◆ DIRECTIVE:
Exact repetition is required: output every record in full.

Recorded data

## start

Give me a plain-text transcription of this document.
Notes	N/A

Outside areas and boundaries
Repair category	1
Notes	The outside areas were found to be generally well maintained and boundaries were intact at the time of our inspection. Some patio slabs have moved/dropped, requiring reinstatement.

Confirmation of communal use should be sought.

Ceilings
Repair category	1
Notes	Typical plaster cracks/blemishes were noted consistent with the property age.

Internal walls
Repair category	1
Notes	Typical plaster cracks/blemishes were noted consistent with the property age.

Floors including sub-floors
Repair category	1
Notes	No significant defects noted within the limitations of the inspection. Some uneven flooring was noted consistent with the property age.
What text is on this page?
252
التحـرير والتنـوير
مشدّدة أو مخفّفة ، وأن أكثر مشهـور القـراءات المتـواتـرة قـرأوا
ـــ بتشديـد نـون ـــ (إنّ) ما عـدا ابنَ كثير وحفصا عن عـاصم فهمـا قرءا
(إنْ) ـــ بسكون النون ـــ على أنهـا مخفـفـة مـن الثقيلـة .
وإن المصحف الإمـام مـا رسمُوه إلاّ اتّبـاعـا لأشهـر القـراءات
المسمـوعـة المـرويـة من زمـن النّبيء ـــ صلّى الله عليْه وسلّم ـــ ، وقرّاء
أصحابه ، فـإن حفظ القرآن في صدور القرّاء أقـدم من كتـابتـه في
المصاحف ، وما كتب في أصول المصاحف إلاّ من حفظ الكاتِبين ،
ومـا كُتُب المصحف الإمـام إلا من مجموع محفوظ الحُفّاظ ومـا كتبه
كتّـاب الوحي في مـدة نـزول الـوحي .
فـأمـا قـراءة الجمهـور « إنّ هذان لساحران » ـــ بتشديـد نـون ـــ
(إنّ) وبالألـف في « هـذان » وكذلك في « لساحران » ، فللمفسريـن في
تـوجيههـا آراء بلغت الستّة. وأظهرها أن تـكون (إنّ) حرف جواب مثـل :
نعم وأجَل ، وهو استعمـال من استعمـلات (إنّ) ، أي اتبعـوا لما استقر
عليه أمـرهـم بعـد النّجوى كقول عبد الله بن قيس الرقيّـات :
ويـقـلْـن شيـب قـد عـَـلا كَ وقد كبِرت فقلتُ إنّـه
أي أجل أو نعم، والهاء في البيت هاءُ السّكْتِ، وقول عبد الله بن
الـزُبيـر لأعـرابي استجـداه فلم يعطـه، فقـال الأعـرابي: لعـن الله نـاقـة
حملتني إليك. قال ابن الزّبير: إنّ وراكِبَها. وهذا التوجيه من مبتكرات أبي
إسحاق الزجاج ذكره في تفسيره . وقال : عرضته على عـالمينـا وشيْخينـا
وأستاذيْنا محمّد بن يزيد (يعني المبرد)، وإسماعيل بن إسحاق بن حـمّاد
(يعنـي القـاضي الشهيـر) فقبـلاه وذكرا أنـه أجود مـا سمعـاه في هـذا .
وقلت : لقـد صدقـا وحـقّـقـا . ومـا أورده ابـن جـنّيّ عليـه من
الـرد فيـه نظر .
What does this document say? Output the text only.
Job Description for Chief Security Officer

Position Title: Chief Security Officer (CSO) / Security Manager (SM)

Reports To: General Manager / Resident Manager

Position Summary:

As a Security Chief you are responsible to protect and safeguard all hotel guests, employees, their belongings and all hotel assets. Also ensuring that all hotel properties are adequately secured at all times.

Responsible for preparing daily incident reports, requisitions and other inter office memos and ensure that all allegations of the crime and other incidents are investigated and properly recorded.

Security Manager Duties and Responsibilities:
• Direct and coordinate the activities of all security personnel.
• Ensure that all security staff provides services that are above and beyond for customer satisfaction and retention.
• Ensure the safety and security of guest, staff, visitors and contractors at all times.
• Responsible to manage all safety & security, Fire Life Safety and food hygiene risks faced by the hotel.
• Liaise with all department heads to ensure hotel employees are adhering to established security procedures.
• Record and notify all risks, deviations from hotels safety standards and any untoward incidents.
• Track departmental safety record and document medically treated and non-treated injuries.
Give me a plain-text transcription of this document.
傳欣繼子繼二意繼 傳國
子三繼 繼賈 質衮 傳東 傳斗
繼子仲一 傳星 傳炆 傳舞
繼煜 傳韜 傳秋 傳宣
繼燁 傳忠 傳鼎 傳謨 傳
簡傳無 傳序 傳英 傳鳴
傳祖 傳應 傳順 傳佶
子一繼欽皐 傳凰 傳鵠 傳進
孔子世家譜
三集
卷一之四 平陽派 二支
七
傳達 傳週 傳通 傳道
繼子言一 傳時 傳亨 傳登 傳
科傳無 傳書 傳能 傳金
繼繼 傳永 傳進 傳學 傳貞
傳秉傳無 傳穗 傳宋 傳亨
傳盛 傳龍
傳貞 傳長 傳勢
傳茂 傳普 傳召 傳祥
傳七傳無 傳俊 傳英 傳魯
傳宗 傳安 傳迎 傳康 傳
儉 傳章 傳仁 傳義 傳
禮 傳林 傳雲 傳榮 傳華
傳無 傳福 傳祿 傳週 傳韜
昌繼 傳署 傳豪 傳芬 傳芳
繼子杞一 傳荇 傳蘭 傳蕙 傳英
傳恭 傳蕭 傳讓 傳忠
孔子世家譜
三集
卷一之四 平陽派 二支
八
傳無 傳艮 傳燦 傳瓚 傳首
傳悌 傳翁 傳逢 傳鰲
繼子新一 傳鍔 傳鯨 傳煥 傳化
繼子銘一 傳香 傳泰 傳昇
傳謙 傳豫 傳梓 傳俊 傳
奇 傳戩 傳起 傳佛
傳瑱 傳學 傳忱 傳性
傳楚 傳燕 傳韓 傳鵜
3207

## end

◆ FULL RESPONSE:
Give me a plain-text transcription of this document.
Notes	N/A

Outside areas and boundaries
Repair category	1
Notes	The outside areas were found to be generally well maintained and boundaries were intact at the time of our inspection. Some patio slabs have moved/dropped, requiring reinstatement.

Confirmation of communal use should be sought.

Ceilings
Repair category	1
Notes	Typical plaster cracks/blemishes were noted consistent with the property age.

Internal walls
Repair category	1
Notes	Typical plaster cracks/blemishes were noted consistent with the property age.

Floors including sub-floors
Repair category	1
Notes	No significant defects noted within the limitations of the inspection. Some uneven flooring was noted consistent with the property age.
What text is on this page?
252
التحـرير والتنـوير
مشدّدة أو مخفّفة ، وأن أكثر مشهـور القـراءات المتـواتـرة قـرأوا
ـــ بتشديـد نـون ـــ (إنّ) ما عـدا ابنَ كثير وحفصا عن عـاصم فهمـا قرءا
(إنْ) ـــ بسكون النون ـــ على أنهـا مخفـفـة مـن الثقيلـة .
وإن المصحف الإمـام مـا رسمُوه إلاّ اتّبـاعـا لأشهـر القـراءات
المسمـوعـة المـرويـة من زمـن النّبيء ـــ صلّى الله عليْه وسلّم ـــ ، وقرّاء
أصحابه ، فـإن حفظ القرآن في صدور القرّاء أقـدم من كتـابتـه في
المصاحف ، وما كتب في أصول المصاحف إلاّ من حفظ الكاتِبين ،
ومـا كُتُب المصحف الإمـام إلا من مجموع محفوظ الحُفّاظ ومـا كتبه
كتّـاب الوحي في مـدة نـزول الـوحي .
فـأمـا قـراءة الجمهـور « إنّ هذان لساحران » ـــ بتشديـد نـون ـــ
(إنّ) وبالألـف في « هـذان » وكذلك في « لساحران » ، فللمفسريـن في
تـوجيههـا آراء بلغت الستّة. وأظهرها أن تـكون (إنّ) حرف جواب مثـل :
نعم وأجَل ، وهو استعمـال من استعمـلات (إنّ) ، أي اتبعـوا لما استقر
عليه أمـرهـم بعـد النّجوى كقول عبد الله بن قيس الرقيّـات :
ويـقـلْـن شيـب قـد عـَـلا كَ وقد كبِرت فقلتُ إنّـه
أي أجل أو نعم، والهاء في البيت هاءُ السّكْتِ، وقول عبد الله بن
الـزُبيـر لأعـرابي استجـداه فلم يعطـه، فقـال الأعـرابي: لعـن الله نـاقـة
حملتني إليك. قال ابن الزّبير: إنّ وراكِبَها. وهذا التوجيه من مبتكرات أبي
إسحاق الزجاج ذكره في تفسيره . وقال : عرضته على عـالمينـا وشيْخينـا
وأستاذيْنا محمّد بن يزيد (يعني المبرد)، وإسماعيل بن إسحاق بن حـمّاد
(يعنـي القـاضي الشهيـر) فقبـلاه وذكرا أنـه أجود مـا سمعـاه في هـذا .
وقلت : لقـد صدقـا وحـقّـقـا . ومـا أورده ابـن جـنّيّ عليـه من
الـرد فيـه نظر .
What does this document say? Output the text only.
Job Description for Chief Security Officer

Position Title: Chief Security Officer (CSO) / Security Manager (SM)

Reports To: General Manager / Resident Manager

Position Summary:

As a Security Chief you are responsible to protect and safeguard all hotel guests, employees, their belongings and all hotel assets. Also ensuring that all hotel properties are adequately secured at all times.

Responsible for preparing daily incident reports, requisitions and other inter office memos and ensure that all allegations of the crime and other incidents are investigated and properly recorded.

Security Manager Duties and Responsibilities:
• Direct and coordinate the activities of all security personnel.
• Ensure that all security staff provides services that are above and beyond for customer satisfaction and retention.
• Ensure the safety and security of guest, staff, visitors and contractors at all times.
• Responsible to manage all safety & security, Fire Life Safety and food hygiene risks faced by the hotel.
• Liaise with all department heads to ensure hotel employees are adhering to established security procedures.
• Record and notify all risks, deviations from hotels safety standards and any untoward incidents.
• Track departmental safety record and document medically treated and non-treated injuries.
Give me a plain-text transcription of this document.
傳欣繼子繼二意繼 傳國
子三繼 繼賈 質衮 傳東 傳斗
繼子仲一 傳星 傳炆 傳舞
繼煜 傳韜 傳秋 傳宣
繼燁 傳忠 傳鼎 傳謨 傳
簡傳無 傳序 傳英 傳鳴
傳祖 傳應 傳順 傳佶
子一繼欽皐 傳凰 傳鵠 傳進
孔子世家譜
三集
卷一之四 平陽派 二支
七
傳達 傳週 傳通 傳道
繼子言一 傳時 傳亨 傳登 傳
科傳無 傳書 傳能 傳金
繼繼 傳永 傳進 傳學 傳貞
傳秉傳無 傳穗 傳宋 傳亨
傳盛 傳龍
傳貞 傳長 傳勢
傳茂 傳普 傳召 傳祥
傳七傳無 傳俊 傳英 傳魯
傳宗 傳安 傳迎 傳康 傳
儉 傳章 傳仁 傳義 傳
禮 傳林 傳雲 傳榮 傳華
傳無 傳福 傳祿 傳週 傳韜
昌繼 傳署 傳豪 傳芬 傳芳
繼子杞一 傳荇 傳蘭 傳蕙 傳英
傳恭 傳蕭 傳讓 傳忠
孔子世家譜
三集
卷一之四 平陽派 二支
八
傳無 傳艮 傳燦 傳瓚 傳首
傳悌 傳翁 傳逢 傳鰲
繼子新一 傳鍔 傳鯨 傳煥 傳化
繼子銘一 傳香 傳泰 傳昇
傳謙 傳豫 傳梓 傳俊 傳
奇 傳戩 傳起 傳佛
傳瑱 傳學 傳忱 傳性
傳楚 傳燕 傳韓 傳鵜
3207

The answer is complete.